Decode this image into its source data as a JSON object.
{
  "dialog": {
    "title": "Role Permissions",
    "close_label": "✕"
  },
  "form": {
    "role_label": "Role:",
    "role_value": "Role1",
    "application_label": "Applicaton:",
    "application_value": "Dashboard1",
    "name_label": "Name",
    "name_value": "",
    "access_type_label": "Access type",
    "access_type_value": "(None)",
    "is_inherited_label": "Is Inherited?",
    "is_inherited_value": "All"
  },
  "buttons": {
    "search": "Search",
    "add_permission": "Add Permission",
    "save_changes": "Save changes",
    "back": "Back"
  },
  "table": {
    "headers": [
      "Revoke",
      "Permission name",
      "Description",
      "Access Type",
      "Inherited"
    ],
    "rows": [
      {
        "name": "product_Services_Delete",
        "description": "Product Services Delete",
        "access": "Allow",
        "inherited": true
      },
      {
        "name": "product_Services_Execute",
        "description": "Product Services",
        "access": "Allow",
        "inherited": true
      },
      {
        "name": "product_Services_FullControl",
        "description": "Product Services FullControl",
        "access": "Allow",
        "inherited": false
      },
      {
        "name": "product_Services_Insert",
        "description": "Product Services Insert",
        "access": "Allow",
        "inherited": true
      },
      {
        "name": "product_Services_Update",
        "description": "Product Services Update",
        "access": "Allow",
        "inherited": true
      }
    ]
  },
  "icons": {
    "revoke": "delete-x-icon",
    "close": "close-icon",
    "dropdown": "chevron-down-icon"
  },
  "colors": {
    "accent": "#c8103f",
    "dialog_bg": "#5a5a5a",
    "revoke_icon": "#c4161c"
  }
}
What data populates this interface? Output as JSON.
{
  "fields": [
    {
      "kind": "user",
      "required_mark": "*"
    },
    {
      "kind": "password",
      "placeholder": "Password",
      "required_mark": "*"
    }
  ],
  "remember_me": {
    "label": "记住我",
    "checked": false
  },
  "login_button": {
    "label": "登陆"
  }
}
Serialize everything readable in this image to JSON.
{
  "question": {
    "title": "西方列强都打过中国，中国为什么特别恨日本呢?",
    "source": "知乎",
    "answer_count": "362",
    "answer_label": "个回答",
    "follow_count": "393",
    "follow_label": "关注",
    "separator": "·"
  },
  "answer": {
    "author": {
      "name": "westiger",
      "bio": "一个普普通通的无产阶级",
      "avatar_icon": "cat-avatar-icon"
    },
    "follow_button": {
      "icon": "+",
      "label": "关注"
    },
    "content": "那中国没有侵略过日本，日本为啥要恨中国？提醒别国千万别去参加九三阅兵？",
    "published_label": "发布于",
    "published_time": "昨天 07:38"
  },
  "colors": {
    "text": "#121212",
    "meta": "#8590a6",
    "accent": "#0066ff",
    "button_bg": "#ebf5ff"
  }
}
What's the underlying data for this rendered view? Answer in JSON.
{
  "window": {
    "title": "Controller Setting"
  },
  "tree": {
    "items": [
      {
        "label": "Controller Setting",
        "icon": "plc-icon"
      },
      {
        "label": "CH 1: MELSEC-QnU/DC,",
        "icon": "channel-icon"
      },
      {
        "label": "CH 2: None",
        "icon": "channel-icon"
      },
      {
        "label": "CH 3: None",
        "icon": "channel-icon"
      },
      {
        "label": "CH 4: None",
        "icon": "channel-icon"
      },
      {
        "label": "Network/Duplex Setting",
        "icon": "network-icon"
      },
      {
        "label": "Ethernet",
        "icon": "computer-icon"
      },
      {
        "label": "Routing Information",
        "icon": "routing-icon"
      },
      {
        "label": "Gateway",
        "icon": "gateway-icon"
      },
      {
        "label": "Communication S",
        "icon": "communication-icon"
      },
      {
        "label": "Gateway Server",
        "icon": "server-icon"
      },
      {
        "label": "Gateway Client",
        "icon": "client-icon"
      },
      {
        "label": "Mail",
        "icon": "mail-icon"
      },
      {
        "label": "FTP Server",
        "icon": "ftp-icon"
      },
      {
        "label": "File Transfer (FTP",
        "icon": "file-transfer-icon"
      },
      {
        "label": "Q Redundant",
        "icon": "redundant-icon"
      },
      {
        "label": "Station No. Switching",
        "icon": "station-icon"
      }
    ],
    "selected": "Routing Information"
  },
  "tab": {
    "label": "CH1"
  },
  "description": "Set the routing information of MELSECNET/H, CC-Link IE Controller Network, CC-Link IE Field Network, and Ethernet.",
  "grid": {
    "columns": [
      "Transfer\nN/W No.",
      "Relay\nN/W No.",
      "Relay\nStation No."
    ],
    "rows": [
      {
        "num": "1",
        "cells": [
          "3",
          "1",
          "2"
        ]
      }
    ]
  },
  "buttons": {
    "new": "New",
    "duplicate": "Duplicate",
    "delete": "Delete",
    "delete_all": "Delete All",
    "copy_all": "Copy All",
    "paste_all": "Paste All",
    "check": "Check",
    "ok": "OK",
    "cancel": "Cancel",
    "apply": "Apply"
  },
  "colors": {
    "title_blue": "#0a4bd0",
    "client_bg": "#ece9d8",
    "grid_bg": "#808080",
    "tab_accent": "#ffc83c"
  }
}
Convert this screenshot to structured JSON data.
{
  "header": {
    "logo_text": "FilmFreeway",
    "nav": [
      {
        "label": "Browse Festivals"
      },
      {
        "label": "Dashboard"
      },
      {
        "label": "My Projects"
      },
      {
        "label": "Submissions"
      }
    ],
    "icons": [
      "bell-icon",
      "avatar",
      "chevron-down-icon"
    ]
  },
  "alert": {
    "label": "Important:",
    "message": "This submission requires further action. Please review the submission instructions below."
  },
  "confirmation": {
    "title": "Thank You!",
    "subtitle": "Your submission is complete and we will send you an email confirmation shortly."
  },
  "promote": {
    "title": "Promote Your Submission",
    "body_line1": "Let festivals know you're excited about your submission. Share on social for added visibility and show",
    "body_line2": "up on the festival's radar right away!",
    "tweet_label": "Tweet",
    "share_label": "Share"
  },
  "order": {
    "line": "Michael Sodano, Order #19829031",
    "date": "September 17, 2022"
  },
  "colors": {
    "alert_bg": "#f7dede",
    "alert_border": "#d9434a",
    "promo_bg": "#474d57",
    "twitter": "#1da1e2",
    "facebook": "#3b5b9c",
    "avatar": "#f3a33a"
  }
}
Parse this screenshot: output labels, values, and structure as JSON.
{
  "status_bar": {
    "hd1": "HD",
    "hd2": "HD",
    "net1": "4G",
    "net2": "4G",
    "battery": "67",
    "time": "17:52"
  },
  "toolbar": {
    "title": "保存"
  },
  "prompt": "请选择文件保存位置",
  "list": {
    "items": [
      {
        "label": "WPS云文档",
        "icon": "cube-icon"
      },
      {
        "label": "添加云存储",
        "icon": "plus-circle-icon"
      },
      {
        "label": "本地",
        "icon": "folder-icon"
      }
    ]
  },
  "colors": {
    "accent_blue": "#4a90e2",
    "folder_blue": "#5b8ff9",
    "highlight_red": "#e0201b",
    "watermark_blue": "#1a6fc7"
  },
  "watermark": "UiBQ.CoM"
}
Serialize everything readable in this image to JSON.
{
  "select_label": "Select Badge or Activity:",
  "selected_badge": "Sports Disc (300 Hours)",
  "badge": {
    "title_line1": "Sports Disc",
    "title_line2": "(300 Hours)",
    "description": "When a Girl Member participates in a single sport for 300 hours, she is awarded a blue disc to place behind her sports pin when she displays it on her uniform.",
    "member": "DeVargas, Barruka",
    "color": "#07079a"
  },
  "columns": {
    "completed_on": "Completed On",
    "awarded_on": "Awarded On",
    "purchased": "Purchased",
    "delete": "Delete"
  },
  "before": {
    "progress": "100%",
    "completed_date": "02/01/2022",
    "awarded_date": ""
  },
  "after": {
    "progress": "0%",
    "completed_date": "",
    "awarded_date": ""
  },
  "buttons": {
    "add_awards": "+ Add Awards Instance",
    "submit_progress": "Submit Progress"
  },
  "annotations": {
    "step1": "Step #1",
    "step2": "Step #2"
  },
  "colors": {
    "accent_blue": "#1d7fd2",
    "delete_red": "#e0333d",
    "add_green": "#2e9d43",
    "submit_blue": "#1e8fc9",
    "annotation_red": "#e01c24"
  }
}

§ WRITTEN INSTRUCTION
Lines containing the string "chevron" are to be selected and copied.

§ EXERCISE RESULT
    "dropdown": "chevron-down-icon"
      "chevron-down-icon"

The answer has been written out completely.